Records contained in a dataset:
········
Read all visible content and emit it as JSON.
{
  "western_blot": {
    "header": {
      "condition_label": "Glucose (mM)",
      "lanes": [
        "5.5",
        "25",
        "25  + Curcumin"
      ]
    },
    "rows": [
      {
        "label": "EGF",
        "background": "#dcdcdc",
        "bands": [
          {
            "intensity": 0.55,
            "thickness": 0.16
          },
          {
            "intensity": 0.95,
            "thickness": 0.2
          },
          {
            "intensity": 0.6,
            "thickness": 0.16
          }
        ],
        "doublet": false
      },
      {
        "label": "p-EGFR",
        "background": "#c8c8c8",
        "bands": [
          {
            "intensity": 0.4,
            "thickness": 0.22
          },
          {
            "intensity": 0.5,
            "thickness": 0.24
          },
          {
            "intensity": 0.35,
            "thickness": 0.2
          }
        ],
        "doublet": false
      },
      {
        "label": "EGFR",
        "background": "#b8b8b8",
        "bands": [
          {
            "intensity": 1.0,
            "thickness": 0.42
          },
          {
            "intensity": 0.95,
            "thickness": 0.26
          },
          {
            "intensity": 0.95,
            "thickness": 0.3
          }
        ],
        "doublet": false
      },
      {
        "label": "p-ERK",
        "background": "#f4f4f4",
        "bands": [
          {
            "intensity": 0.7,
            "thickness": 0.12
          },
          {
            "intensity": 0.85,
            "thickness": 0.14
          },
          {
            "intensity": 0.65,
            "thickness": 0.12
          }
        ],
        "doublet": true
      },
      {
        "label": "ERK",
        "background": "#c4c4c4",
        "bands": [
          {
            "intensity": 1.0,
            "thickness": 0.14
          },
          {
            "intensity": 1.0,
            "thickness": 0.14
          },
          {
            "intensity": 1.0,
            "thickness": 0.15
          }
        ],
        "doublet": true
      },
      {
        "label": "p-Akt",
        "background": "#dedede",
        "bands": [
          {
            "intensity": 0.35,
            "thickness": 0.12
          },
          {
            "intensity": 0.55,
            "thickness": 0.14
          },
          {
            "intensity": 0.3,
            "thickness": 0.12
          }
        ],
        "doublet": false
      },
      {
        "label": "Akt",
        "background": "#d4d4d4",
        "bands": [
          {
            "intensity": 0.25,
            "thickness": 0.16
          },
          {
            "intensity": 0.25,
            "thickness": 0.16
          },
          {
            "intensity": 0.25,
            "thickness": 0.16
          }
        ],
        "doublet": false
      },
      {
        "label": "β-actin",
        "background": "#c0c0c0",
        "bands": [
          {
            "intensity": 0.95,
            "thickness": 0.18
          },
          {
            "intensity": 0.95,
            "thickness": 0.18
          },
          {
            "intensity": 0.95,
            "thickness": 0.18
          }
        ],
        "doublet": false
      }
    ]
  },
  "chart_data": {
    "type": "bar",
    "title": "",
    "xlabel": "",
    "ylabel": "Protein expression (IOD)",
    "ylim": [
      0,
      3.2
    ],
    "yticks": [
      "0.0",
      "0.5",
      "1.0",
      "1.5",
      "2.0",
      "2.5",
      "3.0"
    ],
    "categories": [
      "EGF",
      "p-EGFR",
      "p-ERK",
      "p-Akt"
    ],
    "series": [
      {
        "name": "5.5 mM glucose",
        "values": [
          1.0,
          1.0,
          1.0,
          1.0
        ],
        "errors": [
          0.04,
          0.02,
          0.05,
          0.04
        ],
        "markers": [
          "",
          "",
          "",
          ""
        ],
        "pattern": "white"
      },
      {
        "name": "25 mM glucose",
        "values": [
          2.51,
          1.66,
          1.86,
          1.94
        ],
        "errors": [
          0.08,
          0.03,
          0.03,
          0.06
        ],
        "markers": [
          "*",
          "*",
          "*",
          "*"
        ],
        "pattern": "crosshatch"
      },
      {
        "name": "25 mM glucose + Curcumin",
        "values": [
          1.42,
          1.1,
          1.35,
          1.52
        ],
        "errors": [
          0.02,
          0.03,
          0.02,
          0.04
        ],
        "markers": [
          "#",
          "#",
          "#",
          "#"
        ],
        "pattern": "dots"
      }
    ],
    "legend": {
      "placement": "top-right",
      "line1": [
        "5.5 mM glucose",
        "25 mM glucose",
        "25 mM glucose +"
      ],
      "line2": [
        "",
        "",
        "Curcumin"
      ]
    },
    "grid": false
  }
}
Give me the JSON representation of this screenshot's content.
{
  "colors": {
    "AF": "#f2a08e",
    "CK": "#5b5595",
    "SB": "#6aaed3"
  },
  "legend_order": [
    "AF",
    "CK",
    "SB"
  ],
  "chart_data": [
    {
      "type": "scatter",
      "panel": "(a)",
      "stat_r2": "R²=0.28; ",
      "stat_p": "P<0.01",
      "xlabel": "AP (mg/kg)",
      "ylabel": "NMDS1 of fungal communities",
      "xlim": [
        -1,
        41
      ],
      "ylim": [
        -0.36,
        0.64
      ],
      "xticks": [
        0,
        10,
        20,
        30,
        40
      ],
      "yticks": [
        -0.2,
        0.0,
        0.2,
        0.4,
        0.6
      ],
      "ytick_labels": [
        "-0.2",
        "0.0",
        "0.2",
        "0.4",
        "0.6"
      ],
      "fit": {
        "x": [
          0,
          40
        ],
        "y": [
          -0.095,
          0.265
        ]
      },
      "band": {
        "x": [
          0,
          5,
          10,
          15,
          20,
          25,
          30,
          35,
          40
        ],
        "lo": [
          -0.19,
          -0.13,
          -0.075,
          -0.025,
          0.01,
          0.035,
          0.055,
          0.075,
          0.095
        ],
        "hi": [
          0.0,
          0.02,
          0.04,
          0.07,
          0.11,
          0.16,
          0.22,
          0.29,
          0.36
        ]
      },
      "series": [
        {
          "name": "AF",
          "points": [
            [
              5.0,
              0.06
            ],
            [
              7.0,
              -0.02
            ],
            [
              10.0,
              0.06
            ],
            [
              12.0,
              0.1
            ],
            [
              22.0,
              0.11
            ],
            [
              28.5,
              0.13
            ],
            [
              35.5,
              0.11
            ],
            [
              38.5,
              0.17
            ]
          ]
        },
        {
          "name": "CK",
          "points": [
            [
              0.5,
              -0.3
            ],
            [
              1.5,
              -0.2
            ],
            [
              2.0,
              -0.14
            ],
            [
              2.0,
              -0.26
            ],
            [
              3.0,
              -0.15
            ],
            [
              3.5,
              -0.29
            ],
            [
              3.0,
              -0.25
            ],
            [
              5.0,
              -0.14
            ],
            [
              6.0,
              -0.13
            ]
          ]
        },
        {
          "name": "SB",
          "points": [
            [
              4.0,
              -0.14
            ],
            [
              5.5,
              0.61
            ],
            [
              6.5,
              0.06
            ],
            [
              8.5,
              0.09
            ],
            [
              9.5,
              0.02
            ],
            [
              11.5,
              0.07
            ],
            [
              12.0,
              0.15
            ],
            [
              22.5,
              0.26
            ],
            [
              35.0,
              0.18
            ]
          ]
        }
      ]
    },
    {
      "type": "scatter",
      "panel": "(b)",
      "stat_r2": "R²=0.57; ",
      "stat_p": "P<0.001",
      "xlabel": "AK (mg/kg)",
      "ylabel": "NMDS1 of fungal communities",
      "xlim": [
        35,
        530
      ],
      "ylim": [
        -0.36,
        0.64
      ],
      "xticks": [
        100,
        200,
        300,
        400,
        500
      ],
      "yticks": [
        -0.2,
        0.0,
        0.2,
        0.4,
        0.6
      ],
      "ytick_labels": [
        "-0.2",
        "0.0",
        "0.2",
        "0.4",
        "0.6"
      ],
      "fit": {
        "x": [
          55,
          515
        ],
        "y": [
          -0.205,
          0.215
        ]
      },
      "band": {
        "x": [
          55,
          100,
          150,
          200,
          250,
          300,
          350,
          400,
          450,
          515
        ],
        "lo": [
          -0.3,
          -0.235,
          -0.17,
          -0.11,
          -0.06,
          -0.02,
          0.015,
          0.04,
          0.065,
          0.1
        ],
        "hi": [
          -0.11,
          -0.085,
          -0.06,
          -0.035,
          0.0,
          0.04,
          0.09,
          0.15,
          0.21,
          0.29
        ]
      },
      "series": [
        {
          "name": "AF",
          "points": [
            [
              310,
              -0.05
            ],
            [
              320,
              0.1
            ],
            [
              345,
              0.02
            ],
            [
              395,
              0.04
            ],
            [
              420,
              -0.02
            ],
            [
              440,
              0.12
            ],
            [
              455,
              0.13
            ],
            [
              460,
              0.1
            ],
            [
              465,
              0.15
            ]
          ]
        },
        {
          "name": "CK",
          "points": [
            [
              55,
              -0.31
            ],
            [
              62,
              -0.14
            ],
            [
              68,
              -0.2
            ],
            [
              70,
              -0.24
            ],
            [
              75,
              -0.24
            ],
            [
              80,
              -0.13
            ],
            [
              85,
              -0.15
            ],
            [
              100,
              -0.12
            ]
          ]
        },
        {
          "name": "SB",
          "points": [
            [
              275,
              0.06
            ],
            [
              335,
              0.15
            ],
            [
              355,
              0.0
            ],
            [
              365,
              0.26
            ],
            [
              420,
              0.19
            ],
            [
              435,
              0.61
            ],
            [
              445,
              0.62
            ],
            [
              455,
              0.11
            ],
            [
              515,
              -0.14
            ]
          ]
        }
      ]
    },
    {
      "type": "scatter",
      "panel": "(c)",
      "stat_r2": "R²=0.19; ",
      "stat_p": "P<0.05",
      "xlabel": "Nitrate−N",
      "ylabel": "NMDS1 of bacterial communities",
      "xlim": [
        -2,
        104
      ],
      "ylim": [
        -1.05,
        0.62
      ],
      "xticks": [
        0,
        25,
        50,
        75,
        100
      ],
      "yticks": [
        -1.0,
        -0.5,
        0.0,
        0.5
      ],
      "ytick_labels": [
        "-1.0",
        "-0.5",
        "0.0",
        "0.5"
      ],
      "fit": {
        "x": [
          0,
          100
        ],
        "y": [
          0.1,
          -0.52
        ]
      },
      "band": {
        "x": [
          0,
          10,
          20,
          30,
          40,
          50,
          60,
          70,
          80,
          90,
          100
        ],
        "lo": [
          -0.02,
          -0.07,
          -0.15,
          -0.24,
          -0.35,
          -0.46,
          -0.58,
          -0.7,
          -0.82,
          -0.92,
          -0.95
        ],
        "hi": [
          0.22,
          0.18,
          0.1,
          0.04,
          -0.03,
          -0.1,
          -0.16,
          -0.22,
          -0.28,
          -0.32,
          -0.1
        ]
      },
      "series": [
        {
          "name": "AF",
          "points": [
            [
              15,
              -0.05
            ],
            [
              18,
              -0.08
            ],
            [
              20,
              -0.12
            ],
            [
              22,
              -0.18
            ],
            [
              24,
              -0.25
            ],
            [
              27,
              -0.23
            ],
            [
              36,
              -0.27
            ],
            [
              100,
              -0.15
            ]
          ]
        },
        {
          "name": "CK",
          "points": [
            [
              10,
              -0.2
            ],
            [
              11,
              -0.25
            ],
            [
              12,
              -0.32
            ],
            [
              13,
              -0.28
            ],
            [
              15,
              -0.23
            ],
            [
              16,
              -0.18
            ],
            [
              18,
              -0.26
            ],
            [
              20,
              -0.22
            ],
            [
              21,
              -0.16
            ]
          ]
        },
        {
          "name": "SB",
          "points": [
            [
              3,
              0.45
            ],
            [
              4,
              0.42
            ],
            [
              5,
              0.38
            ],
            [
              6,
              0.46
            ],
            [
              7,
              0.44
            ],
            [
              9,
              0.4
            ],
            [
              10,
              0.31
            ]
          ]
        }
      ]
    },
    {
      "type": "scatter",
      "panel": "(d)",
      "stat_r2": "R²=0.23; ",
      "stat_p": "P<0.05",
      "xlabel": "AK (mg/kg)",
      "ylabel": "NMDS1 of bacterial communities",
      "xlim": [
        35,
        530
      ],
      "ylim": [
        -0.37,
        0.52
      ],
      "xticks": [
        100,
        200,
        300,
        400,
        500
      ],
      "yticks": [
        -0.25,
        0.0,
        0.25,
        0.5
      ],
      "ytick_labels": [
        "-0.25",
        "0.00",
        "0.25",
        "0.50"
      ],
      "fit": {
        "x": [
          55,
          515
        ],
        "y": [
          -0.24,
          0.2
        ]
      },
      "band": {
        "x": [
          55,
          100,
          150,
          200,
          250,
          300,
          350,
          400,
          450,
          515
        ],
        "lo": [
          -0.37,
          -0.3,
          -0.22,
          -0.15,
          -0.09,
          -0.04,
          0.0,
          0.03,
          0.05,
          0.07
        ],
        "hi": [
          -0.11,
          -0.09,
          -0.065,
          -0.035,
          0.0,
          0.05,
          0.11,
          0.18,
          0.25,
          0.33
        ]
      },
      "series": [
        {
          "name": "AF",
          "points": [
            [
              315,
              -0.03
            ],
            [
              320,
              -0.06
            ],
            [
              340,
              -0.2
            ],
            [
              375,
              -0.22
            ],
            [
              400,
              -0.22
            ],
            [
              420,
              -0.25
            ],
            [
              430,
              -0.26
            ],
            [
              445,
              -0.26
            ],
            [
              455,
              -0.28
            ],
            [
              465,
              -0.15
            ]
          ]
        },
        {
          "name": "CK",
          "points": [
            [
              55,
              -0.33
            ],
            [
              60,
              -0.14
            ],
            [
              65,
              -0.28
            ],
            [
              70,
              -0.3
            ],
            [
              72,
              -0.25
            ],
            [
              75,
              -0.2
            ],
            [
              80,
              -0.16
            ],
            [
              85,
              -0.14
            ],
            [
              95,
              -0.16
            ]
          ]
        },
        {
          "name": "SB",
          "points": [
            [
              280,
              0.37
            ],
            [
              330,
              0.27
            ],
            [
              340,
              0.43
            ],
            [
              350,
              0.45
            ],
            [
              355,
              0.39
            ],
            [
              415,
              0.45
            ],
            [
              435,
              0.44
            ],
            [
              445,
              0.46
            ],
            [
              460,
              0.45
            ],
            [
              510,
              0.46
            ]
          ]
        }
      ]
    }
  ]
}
········
## Task objective
Please find every line in the records that contains the word "content", and copy it out.

## Exercise output
Read all visible content and emit it as JSON.
Give me the JSON representation of this screenshot's content.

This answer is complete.